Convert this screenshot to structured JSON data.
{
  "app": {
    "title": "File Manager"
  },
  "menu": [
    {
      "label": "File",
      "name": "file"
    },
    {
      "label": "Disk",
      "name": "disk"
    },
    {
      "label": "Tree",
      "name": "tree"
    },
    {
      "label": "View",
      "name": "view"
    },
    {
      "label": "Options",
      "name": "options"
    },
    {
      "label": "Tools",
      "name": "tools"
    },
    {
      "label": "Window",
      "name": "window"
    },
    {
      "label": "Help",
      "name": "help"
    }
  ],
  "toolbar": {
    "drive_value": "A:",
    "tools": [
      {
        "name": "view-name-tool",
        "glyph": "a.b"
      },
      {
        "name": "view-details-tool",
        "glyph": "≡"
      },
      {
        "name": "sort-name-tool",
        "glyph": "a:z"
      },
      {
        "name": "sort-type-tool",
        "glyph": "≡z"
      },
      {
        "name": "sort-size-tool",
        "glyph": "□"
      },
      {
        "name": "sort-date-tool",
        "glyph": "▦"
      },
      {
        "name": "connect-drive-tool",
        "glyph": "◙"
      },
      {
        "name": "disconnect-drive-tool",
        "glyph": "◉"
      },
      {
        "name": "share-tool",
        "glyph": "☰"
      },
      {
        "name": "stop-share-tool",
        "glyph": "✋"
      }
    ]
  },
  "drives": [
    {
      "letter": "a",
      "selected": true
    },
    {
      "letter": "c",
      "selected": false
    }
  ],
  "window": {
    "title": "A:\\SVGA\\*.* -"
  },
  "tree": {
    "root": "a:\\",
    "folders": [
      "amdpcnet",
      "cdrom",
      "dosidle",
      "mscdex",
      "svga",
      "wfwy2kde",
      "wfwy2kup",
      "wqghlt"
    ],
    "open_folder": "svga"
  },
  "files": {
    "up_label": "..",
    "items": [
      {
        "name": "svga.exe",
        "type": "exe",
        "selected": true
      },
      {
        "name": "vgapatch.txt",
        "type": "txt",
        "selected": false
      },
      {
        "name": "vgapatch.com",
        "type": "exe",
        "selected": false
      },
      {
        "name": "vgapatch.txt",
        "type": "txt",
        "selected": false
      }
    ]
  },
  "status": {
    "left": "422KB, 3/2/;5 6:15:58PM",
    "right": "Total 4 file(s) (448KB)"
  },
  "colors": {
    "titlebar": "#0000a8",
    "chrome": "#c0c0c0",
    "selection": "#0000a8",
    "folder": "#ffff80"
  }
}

= = =

=== SET TASK ===
Go back to the listing above and please repeat it exactly.

=== SOLUTION BELOW ===
Convert this screenshot to structured JSON data.
{
  "app": {
    "title": "File Manager"
  },
  "menu": [
    {
      "label": "File",
      "name": "file"
    },
    {
      "label": "Disk",
      "name": "disk"
    },
    {
      "label": "Tree",
      "name": "tree"
    },
    {
      "label": "View",
      "name": "view"
    },
    {
      "label": "Options",
      "name": "options"
    },
    {
      "label": "Tools",
      "name": "tools"
    },
    {
      "label": "Window",
      "name": "window"
    },
    {
      "label": "Help",
      "name": "help"
    }
  ],
  "toolbar": {
    "drive_value": "A:",
    "tools": [
      {
        "name": "view-name-tool",
        "glyph": "a.b"
      },
      {
        "name": "view-details-tool",
        "glyph": "≡"
      },
      {
        "name": "sort-name-tool",
        "glyph": "a:z"
      },
      {
        "name": "sort-type-tool",
        "glyph": "≡z"
      },
      {
        "name": "sort-size-tool",
        "glyph": "□"
      },
      {
        "name": "sort-date-tool",
        "glyph": "▦"
      },
      {
        "name": "connect-drive-tool",
        "glyph": "◙"
      },
      {
        "name": "disconnect-drive-tool",
        "glyph": "◉"
      },
      {
        "name": "share-tool",
        "glyph": "☰"
      },
      {
        "name": "stop-share-tool",
        "glyph": "✋"
      }
    ]
  },
  "drives": [
    {
      "letter": "a",
      "selected": true
    },
    {
      "letter": "c",
      "selected": false
    }
  ],
  "window": {
    "title": "A:\\SVGA\\*.* -"
  },
  "tree": {
    "root": "a:\\",
    "folders": [
      "amdpcnet",
      "cdrom",
      "dosidle",
      "mscdex",
      "svga",
      "wfwy2kde",
      "wfwy2kup",
      "wqghlt"
    ],
    "open_folder": "svga"
  },
  "files": {
    "up_label": "..",
    "items": [
      {
        "name": "svga.exe",
        "type": "exe",
        "selected": true
      },
      {
        "name": "vgapatch.txt",
        "type": "txt",
        "selected": false
      },
      {
        "name": "vgapatch.com",
        "type": "exe",
        "selected": false
      },
      {
        "name": "vgapatch.txt",
        "type": "txt",
        "selected": false
      }
    ]
  },
  "status": {
    "left": "422KB, 3/2/;5 6:15:58PM",
    "right": "Total 4 file(s) (448KB)"
  },
  "colors": {
    "titlebar": "#0000a8",
    "chrome": "#c0c0c0",
    "selection": "#0000a8",
    "folder": "#ffff80"
  }
}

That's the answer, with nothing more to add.